* _Request_
Copy each line of the material below that includes the string "Wind".

-- Start Material for this exercise --

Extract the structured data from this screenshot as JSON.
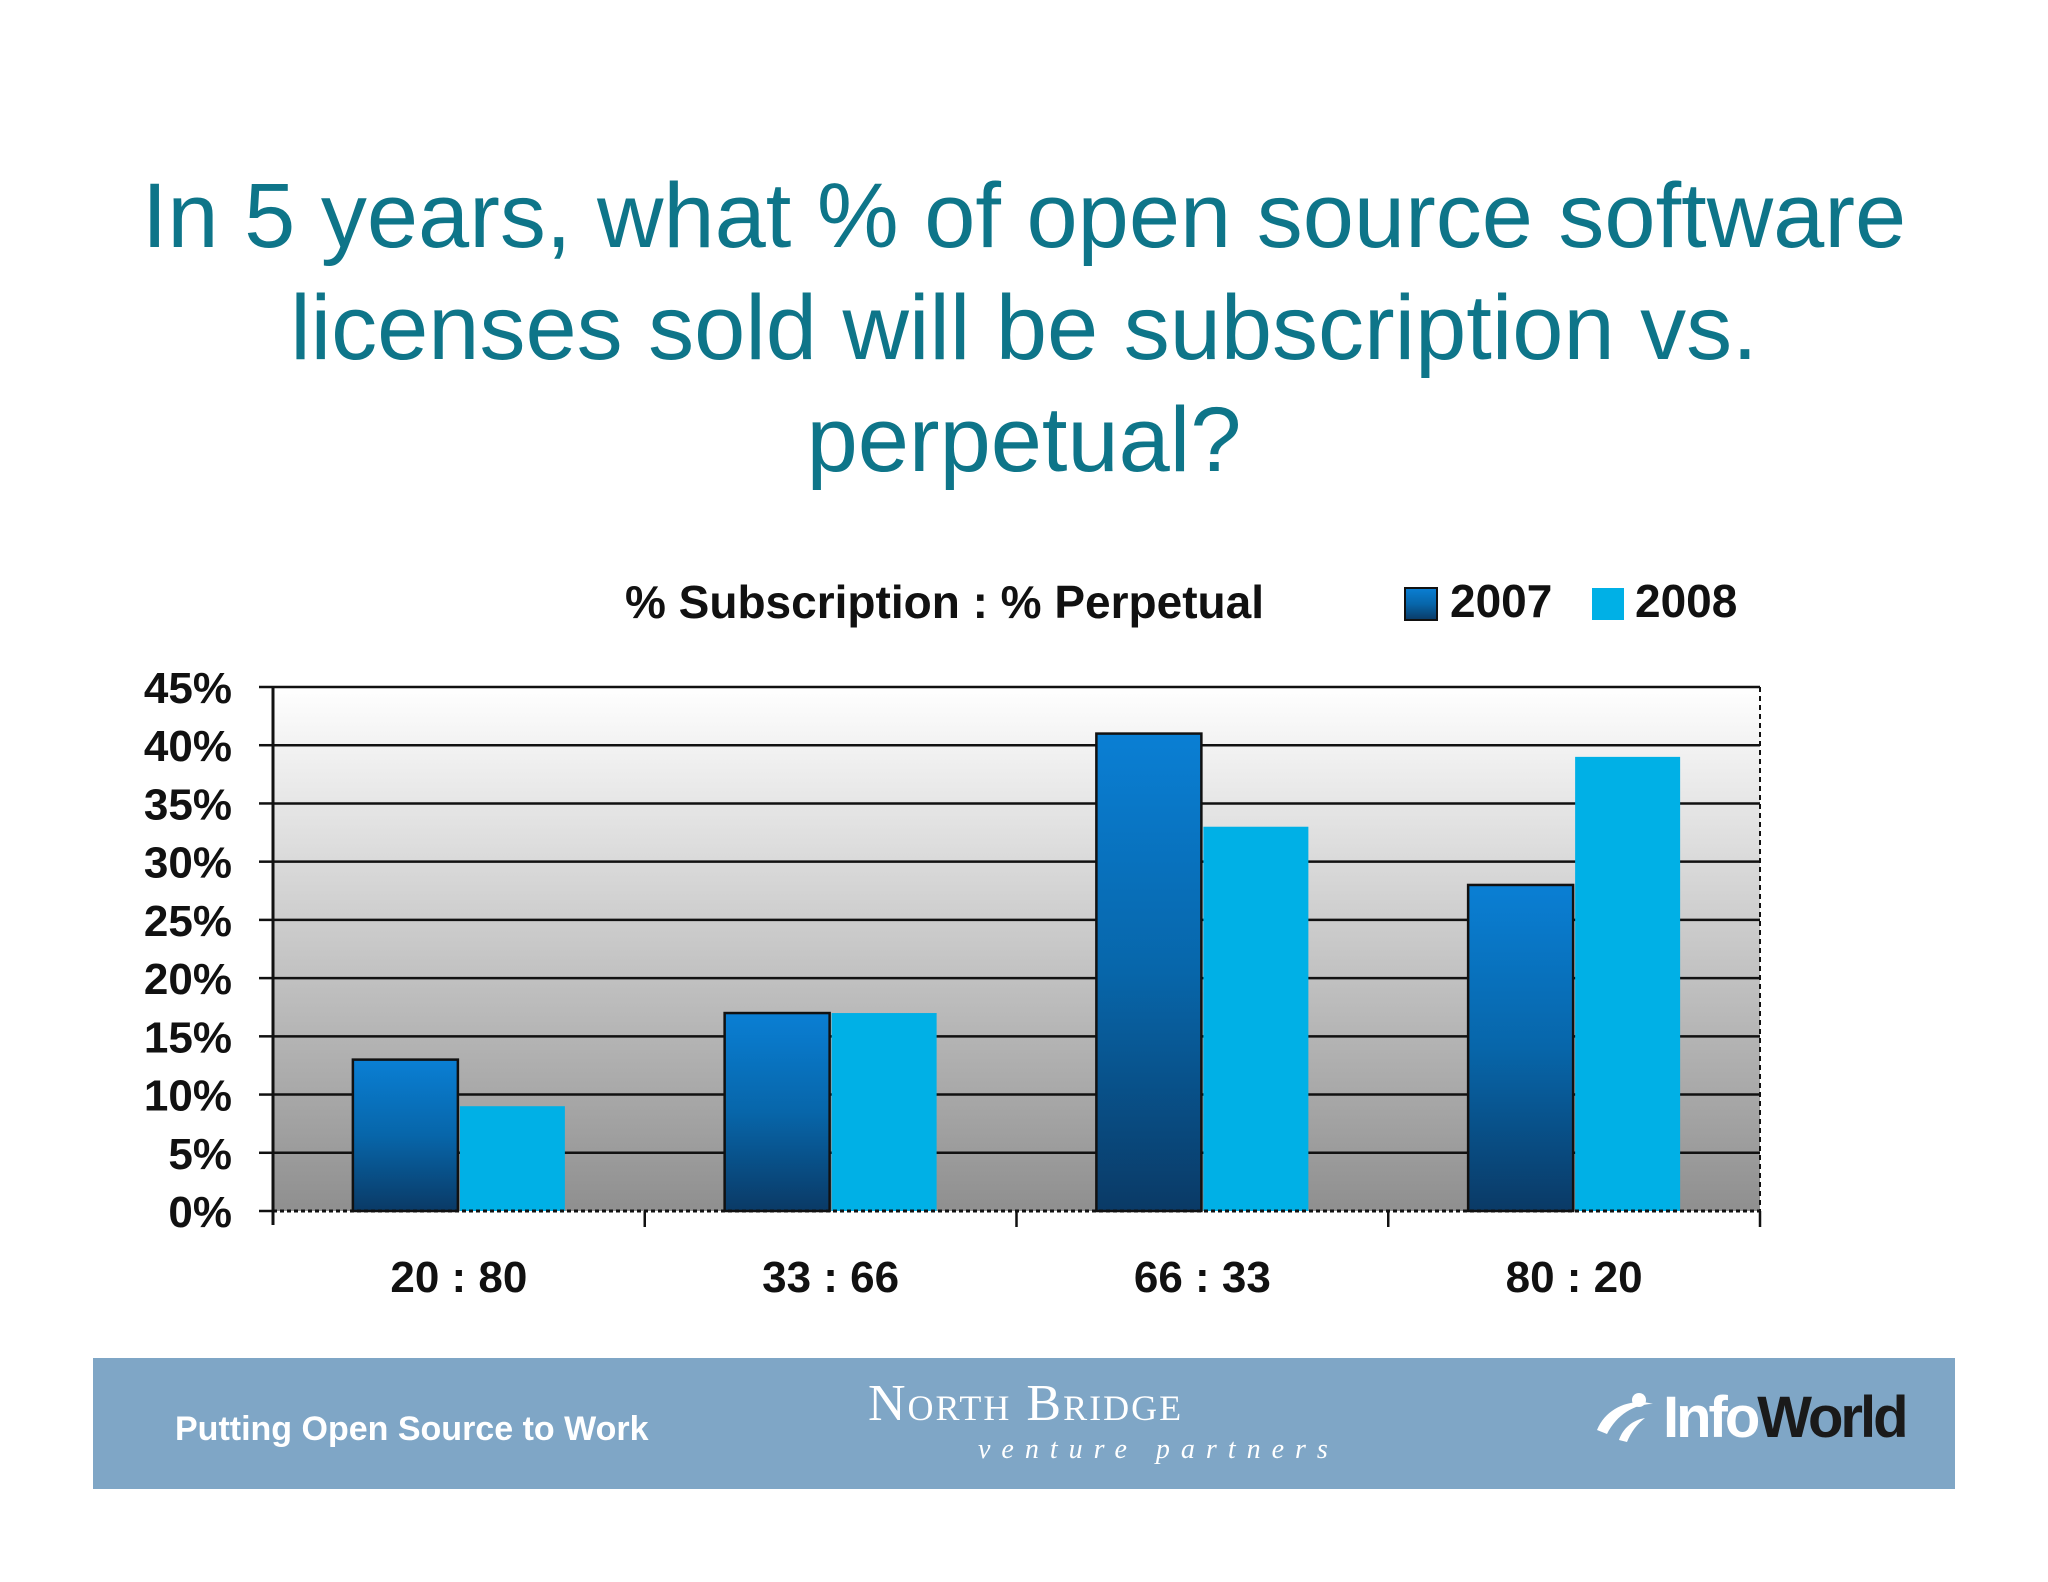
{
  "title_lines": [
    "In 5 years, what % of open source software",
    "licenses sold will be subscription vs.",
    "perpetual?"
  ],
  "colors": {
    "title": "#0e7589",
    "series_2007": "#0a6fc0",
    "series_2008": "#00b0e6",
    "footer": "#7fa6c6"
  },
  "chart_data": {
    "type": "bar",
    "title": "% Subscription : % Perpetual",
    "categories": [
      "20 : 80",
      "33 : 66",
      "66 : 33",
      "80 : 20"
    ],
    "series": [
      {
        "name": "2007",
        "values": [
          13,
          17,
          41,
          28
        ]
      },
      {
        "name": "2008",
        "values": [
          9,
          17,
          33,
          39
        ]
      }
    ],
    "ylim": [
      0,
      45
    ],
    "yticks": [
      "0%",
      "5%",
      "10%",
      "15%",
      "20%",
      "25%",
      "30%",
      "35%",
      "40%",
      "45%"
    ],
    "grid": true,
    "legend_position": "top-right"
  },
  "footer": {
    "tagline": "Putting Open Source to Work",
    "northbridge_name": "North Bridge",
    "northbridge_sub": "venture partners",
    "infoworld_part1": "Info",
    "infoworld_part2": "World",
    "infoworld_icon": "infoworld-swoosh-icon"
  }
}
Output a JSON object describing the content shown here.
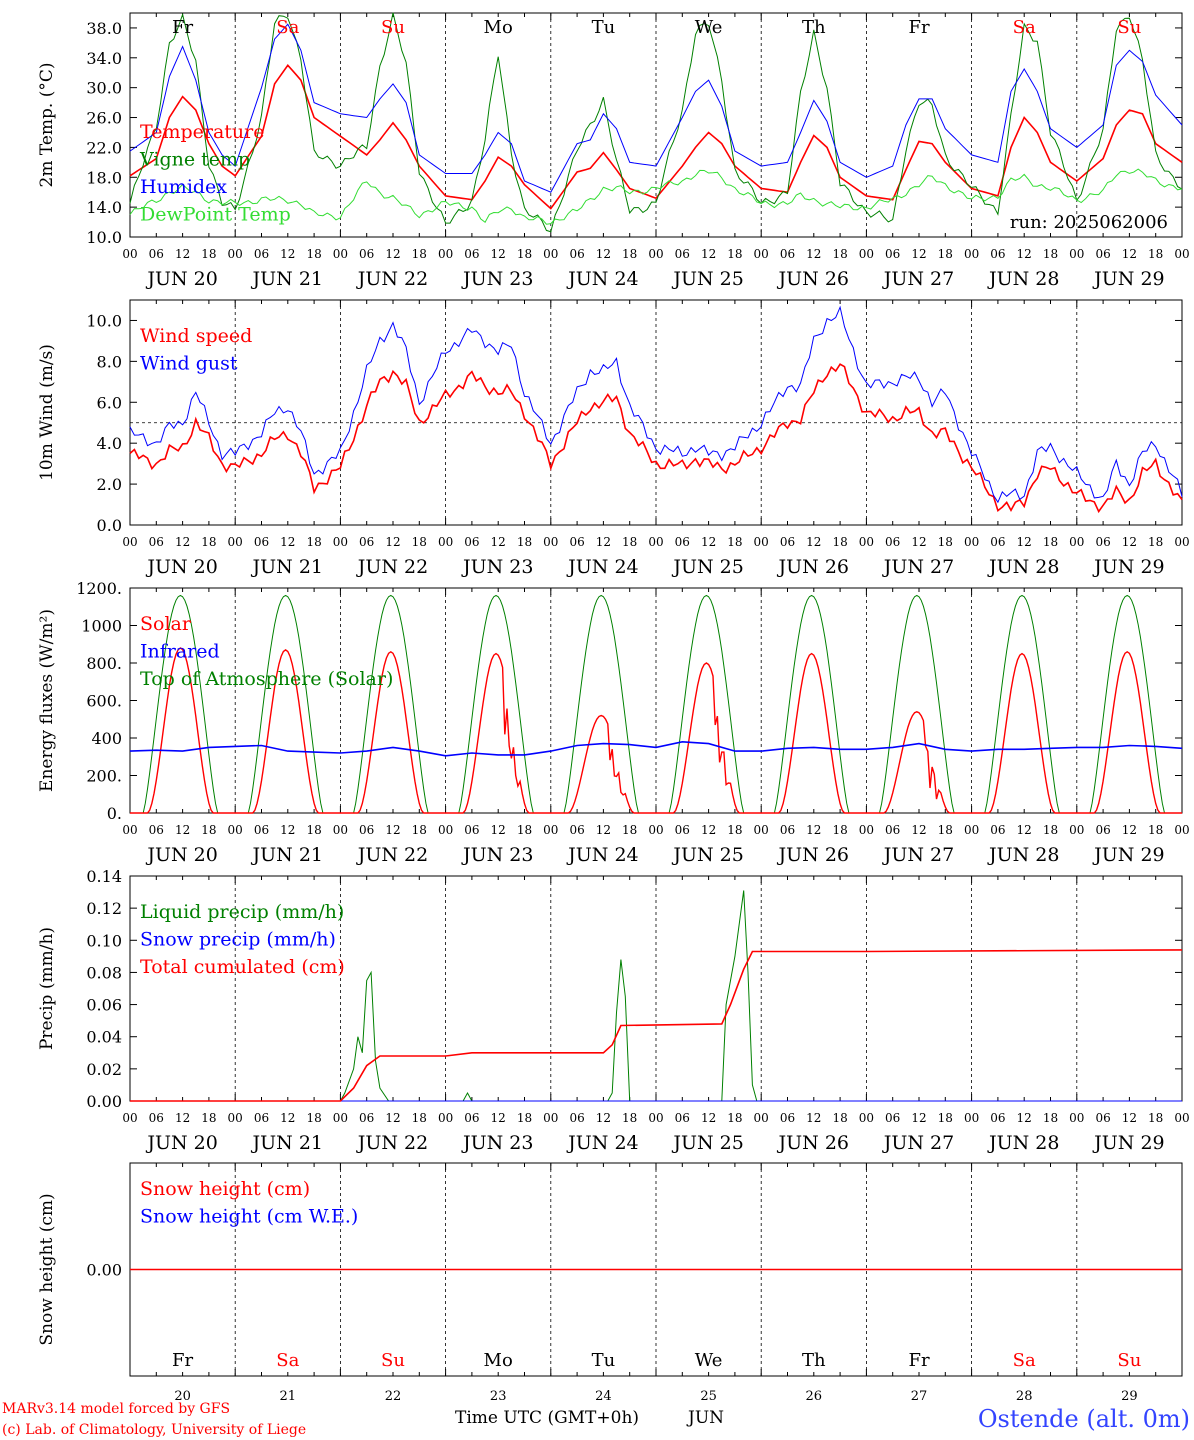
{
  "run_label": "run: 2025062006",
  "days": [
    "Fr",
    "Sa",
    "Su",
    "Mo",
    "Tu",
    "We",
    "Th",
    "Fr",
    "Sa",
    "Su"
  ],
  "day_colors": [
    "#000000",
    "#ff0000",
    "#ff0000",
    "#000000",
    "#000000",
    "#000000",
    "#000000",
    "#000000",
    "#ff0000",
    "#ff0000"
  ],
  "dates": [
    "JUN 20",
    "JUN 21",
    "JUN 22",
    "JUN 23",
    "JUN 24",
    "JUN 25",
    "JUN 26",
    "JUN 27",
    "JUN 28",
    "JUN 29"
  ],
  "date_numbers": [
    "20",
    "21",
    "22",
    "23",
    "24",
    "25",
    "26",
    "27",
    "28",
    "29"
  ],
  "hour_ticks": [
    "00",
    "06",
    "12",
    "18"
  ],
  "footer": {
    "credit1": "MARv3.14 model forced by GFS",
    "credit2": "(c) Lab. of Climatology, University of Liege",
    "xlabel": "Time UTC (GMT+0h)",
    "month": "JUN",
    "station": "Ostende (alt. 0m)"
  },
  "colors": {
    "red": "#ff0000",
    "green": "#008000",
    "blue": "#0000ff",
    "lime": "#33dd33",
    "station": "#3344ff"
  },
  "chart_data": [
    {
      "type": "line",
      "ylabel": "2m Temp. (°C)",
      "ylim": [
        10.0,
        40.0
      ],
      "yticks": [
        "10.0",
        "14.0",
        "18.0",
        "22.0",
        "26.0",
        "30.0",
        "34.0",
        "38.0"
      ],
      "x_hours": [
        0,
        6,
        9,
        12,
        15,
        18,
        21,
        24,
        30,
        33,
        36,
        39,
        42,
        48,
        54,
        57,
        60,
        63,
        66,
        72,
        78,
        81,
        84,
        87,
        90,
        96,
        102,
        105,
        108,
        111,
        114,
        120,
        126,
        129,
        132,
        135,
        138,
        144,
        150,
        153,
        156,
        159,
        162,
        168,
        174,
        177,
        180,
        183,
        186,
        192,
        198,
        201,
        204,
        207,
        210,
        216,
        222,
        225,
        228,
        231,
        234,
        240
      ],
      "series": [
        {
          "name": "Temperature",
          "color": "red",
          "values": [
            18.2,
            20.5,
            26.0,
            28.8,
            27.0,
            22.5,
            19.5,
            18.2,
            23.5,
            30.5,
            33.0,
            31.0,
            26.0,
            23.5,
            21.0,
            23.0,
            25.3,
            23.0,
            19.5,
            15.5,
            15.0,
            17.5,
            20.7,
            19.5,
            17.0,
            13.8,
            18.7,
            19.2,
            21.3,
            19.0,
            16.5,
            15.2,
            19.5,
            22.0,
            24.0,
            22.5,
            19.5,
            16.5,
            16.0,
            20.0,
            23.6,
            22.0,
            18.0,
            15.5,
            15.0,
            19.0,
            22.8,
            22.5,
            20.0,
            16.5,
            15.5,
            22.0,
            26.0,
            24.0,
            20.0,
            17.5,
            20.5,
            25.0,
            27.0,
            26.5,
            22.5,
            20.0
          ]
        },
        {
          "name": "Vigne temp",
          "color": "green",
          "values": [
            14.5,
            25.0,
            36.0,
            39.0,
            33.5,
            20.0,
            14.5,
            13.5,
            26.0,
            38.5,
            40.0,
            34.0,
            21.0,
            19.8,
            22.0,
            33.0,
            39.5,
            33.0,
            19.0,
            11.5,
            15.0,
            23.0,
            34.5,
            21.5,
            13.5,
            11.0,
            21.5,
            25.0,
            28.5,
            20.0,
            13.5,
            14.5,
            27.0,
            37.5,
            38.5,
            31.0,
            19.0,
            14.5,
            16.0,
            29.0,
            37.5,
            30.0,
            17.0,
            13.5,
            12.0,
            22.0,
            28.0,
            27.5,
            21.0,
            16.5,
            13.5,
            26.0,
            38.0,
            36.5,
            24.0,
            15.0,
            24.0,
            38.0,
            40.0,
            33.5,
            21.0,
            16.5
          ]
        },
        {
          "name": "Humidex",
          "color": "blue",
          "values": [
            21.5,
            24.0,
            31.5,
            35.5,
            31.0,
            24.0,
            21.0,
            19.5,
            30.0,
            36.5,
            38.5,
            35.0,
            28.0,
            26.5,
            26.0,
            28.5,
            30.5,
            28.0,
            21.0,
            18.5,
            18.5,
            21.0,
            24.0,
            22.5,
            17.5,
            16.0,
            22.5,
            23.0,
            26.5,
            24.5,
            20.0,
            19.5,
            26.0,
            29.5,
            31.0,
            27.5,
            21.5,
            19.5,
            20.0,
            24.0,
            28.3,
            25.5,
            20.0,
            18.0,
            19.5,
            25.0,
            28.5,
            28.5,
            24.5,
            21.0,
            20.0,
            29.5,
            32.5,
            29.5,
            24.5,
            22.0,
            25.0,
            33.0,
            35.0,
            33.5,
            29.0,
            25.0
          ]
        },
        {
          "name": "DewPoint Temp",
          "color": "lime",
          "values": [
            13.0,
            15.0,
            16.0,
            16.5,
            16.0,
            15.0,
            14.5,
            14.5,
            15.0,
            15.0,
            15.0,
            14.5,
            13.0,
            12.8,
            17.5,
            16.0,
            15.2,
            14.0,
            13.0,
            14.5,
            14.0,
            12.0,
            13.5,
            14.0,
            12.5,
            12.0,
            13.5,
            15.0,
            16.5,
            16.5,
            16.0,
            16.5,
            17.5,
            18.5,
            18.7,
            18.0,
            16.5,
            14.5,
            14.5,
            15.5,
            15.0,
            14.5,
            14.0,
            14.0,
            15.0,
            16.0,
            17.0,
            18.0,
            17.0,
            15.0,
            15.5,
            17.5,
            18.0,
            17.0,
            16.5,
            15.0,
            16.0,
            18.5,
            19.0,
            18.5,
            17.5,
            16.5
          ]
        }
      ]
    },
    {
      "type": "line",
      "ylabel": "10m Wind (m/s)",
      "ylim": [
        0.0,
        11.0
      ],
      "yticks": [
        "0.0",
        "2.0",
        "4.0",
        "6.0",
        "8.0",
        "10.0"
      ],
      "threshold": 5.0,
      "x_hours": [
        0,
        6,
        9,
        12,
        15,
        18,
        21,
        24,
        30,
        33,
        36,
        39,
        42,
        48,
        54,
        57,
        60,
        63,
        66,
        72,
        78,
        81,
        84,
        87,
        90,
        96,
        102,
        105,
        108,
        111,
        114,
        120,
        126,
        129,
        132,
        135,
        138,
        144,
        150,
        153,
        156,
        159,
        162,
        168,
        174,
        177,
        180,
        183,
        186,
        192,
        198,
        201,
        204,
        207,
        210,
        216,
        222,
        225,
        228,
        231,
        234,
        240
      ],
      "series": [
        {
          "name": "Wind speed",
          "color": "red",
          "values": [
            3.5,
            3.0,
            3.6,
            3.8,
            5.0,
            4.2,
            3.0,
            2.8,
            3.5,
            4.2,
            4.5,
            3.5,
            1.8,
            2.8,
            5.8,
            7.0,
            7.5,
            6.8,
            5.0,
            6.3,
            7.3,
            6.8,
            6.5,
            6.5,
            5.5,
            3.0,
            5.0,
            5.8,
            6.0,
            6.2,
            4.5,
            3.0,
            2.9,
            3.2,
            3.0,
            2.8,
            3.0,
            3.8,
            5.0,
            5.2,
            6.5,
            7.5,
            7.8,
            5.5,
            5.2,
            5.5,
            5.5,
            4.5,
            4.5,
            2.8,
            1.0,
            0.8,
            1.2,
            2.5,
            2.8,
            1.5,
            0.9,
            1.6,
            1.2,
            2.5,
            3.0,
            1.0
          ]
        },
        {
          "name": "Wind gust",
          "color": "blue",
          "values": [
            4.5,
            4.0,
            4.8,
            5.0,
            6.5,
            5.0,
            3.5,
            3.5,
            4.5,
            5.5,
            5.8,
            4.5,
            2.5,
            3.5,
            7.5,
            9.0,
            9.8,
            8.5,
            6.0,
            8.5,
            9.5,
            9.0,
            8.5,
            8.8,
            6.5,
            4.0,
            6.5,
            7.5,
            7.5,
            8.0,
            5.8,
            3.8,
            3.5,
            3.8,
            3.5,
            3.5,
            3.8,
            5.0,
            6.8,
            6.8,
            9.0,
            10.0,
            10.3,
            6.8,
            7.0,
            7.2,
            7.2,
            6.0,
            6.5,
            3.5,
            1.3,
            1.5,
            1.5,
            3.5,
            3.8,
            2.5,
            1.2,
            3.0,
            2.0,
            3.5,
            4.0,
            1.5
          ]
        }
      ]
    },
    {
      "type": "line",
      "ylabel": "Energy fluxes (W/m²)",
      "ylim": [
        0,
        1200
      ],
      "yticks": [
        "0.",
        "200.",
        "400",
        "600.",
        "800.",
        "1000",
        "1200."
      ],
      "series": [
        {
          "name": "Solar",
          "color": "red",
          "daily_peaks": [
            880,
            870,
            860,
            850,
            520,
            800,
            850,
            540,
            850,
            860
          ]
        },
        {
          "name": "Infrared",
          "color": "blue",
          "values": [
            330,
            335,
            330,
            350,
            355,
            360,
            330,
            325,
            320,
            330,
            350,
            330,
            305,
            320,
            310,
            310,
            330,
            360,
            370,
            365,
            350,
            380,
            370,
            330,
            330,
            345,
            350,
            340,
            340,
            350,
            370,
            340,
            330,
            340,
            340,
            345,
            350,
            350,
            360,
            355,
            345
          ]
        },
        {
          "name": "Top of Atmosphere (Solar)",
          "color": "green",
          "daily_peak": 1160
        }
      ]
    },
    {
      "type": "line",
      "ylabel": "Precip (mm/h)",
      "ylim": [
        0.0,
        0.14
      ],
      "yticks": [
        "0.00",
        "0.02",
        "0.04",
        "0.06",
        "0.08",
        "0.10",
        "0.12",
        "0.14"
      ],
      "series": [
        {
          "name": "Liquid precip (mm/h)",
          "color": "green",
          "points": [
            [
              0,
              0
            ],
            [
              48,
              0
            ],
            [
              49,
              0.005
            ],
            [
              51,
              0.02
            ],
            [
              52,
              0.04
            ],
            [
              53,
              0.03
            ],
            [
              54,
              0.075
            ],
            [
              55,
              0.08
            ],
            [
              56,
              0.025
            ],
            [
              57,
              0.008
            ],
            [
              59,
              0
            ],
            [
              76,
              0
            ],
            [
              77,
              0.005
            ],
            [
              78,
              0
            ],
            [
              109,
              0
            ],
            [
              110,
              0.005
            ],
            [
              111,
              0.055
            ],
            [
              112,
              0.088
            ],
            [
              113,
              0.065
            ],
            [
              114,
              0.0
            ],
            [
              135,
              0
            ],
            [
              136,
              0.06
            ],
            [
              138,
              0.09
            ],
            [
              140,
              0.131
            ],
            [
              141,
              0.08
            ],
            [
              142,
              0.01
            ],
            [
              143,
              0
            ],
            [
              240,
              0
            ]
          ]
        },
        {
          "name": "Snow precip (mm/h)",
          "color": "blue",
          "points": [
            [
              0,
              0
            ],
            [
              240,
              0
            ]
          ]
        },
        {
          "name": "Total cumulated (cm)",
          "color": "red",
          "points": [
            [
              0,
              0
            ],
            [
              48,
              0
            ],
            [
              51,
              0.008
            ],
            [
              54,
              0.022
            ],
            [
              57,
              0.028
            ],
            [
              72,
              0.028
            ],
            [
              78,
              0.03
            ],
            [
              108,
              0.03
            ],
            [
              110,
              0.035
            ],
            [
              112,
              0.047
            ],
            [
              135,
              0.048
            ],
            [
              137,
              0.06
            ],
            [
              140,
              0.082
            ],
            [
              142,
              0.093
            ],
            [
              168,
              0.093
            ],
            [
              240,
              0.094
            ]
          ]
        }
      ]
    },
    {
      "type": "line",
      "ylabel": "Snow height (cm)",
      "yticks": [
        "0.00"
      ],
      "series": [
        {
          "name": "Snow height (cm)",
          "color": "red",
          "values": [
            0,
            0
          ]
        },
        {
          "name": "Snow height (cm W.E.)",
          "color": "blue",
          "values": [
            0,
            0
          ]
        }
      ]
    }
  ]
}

-- End Material for this exercise --

* _Answer to the problem_
      "ylabel": "10m Wind (m/s)",
          "name": "Wind speed",
          "name": "Wind gust",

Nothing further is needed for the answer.